**Set problem**
Transcribe every entry below word for word, but skip the pictures.

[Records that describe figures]
━━━━━━━━━━━━━━━━━━━━━━━━━━━━━━
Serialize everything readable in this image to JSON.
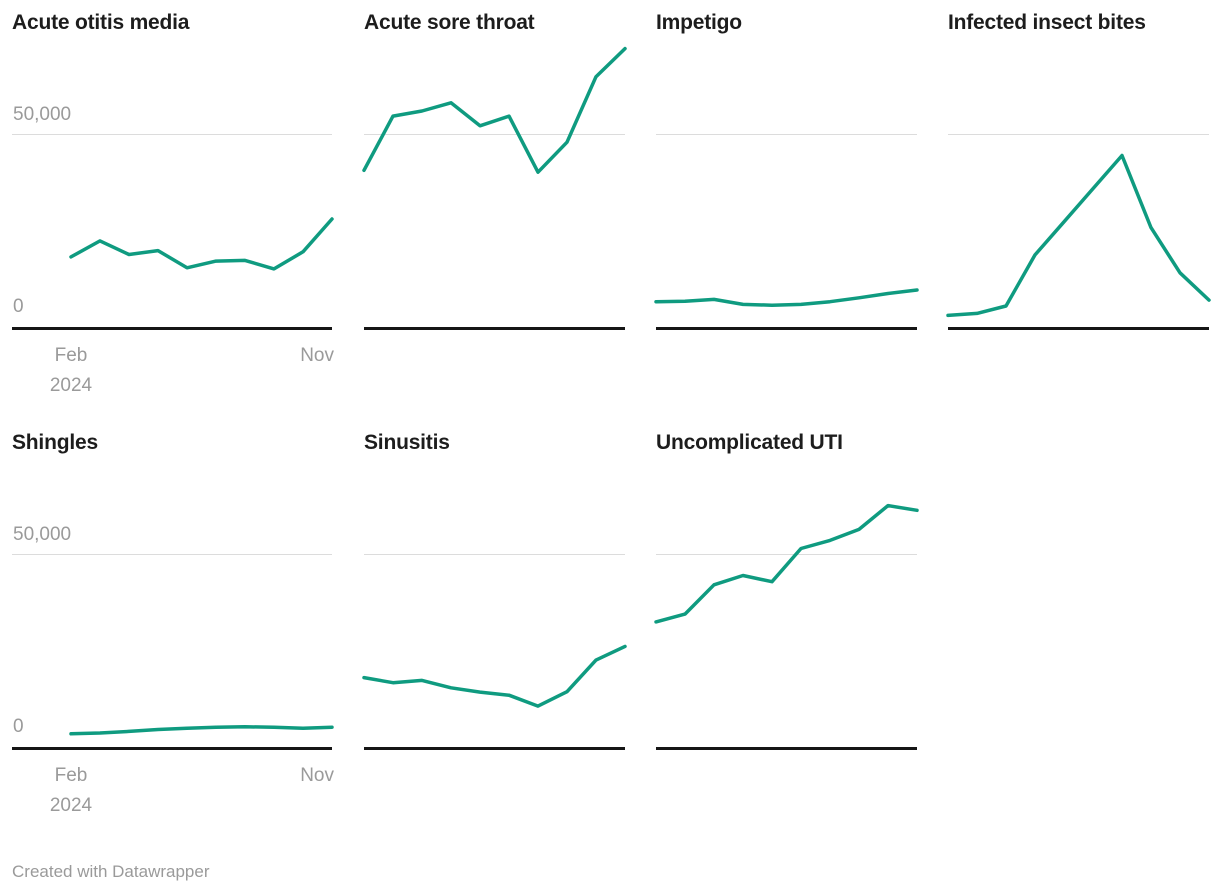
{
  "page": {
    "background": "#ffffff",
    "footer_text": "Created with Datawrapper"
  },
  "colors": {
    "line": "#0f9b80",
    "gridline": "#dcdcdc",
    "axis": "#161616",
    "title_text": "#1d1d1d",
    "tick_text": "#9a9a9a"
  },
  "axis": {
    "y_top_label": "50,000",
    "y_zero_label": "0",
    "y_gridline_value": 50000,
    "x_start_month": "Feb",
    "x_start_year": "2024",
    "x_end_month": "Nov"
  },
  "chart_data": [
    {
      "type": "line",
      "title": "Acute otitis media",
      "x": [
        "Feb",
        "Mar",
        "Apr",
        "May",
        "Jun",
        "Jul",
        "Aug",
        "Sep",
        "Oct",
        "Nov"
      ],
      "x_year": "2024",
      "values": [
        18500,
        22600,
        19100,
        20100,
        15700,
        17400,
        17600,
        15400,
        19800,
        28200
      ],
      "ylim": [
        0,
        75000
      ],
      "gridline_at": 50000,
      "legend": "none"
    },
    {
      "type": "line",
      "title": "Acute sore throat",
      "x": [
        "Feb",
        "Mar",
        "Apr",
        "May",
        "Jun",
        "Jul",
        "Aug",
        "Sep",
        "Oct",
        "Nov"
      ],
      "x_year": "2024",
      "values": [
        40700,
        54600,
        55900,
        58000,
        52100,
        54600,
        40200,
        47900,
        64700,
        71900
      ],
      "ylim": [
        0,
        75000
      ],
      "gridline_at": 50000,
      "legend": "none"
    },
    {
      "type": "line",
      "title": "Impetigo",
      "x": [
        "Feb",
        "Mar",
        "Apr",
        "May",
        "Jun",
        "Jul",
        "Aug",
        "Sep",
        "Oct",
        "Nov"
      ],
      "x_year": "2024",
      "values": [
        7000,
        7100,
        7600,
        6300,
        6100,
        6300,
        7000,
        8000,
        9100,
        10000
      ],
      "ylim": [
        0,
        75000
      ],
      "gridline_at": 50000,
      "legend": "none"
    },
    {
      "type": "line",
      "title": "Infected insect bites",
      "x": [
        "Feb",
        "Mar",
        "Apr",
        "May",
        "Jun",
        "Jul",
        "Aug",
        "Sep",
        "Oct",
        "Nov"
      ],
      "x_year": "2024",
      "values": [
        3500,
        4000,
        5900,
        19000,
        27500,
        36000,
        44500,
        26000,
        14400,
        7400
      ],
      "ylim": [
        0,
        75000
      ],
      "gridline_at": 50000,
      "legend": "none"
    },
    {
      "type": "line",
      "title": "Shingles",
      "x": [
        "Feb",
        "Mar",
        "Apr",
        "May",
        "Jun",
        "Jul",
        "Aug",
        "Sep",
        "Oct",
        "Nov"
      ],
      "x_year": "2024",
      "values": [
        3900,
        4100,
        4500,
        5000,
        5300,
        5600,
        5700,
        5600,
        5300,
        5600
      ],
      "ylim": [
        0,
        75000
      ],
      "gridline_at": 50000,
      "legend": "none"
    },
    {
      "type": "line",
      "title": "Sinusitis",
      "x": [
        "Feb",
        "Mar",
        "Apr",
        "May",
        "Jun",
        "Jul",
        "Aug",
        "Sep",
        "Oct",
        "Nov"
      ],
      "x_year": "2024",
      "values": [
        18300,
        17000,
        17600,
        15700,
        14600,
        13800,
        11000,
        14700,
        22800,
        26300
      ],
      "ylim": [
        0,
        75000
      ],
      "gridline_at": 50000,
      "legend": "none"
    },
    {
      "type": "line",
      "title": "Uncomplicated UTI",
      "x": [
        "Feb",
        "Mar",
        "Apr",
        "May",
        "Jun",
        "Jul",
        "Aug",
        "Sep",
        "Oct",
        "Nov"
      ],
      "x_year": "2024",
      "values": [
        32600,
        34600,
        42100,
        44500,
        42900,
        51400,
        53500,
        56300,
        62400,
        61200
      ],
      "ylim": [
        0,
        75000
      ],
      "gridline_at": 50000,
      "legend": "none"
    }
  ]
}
━━━━━━━━━━━━━━━━━━━━━━━━━━━━━━
**Exercise answer**
Serialize everything readable in this image to JSON.
{
  "page": {
    "background": "#ffffff",
    "footer_text": "Created with Datawrapper"
  },
  "colors": {
    "line": "#0f9b80",
    "gridline": "#dcdcdc",
    "axis": "#161616",
    "title_text": "#1d1d1d",
    "tick_text": "#9a9a9a"
  },
  "axis": {
    "y_top_label": "50,000",
    "y_zero_label": "0",
    "y_gridline_value": 50000,
    "x_start_month": "Feb",
    "x_start_year": "2024",
    "x_end_month": "Nov"
  },
  "chart_data": [
    {
      "type": "line",
      "title": "Acute otitis media",
      "x": [
        "Feb",
        "Mar",
        "Apr",
        "May",
        "Jun",
        "Jul",
        "Aug",
        "Sep",
        "Oct",
        "Nov"
      ],
      "x_year": "2024",
      "values": [
        18500,
        22600,
        19100,
        20100,
        15700,
        17400,
        17600,
        15400,
        19800,
        28200
      ],
      "ylim": [
        0,
        75000
      ],
      "gridline_at": 50000,
      "legend": "none"
    },
    {
      "type": "line",
      "title": "Acute sore throat",
      "x": [
        "Feb",
        "Mar",
        "Apr",
        "May",
        "Jun",
        "Jul",
        "Aug",
        "Sep",
        "Oct",
        "Nov"
      ],
      "x_year": "2024",
      "values": [
        40700,
        54600,
        55900,
        58000,
        52100,
        54600,
        40200,
        47900,
        64700,
        71900
      ],
      "ylim": [
        0,
        75000
      ],
      "gridline_at": 50000,
      "legend": "none"
    },
    {
      "type": "line",
      "title": "Impetigo",
      "x": [
        "Feb",
        "Mar",
        "Apr",
        "May",
        "Jun",
        "Jul",
        "Aug",
        "Sep",
        "Oct",
        "Nov"
      ],
      "x_year": "2024",
      "values": [
        7000,
        7100,
        7600,
        6300,
        6100,
        6300,
        7000,
        8000,
        9100,
        10000
      ],
      "ylim": [
        0,
        75000
      ],
      "gridline_at": 50000,
      "legend": "none"
    },
    {
      "type": "line",
      "title": "Infected insect bites",
      "x": [
        "Feb",
        "Mar",
        "Apr",
        "May",
        "Jun",
        "Jul",
        "Aug",
        "Sep",
        "Oct",
        "Nov"
      ],
      "x_year": "2024",
      "values": [
        3500,
        4000,
        5900,
        19000,
        27500,
        36000,
        44500,
        26000,
        14400,
        7400
      ],
      "ylim": [
        0,
        75000
      ],
      "gridline_at": 50000,
      "legend": "none"
    },
    {
      "type": "line",
      "title": "Shingles",
      "x": [
        "Feb",
        "Mar",
        "Apr",
        "May",
        "Jun",
        "Jul",
        "Aug",
        "Sep",
        "Oct",
        "Nov"
      ],
      "x_year": "2024",
      "values": [
        3900,
        4100,
        4500,
        5000,
        5300,
        5600,
        5700,
        5600,
        5300,
        5600
      ],
      "ylim": [
        0,
        75000
      ],
      "gridline_at": 50000,
      "legend": "none"
    },
    {
      "type": "line",
      "title": "Sinusitis",
      "x": [
        "Feb",
        "Mar",
        "Apr",
        "May",
        "Jun",
        "Jul",
        "Aug",
        "Sep",
        "Oct",
        "Nov"
      ],
      "x_year": "2024",
      "values": [
        18300,
        17000,
        17600,
        15700,
        14600,
        13800,
        11000,
        14700,
        22800,
        26300
      ],
      "ylim": [
        0,
        75000
      ],
      "gridline_at": 50000,
      "legend": "none"
    },
    {
      "type": "line",
      "title": "Uncomplicated UTI",
      "x": [
        "Feb",
        "Mar",
        "Apr",
        "May",
        "Jun",
        "Jul",
        "Aug",
        "Sep",
        "Oct",
        "Nov"
      ],
      "x_year": "2024",
      "values": [
        32600,
        34600,
        42100,
        44500,
        42900,
        51400,
        53500,
        56300,
        62400,
        61200
      ],
      "ylim": [
        0,
        75000
      ],
      "gridline_at": 50000,
      "legend": "none"
    }
  ]
}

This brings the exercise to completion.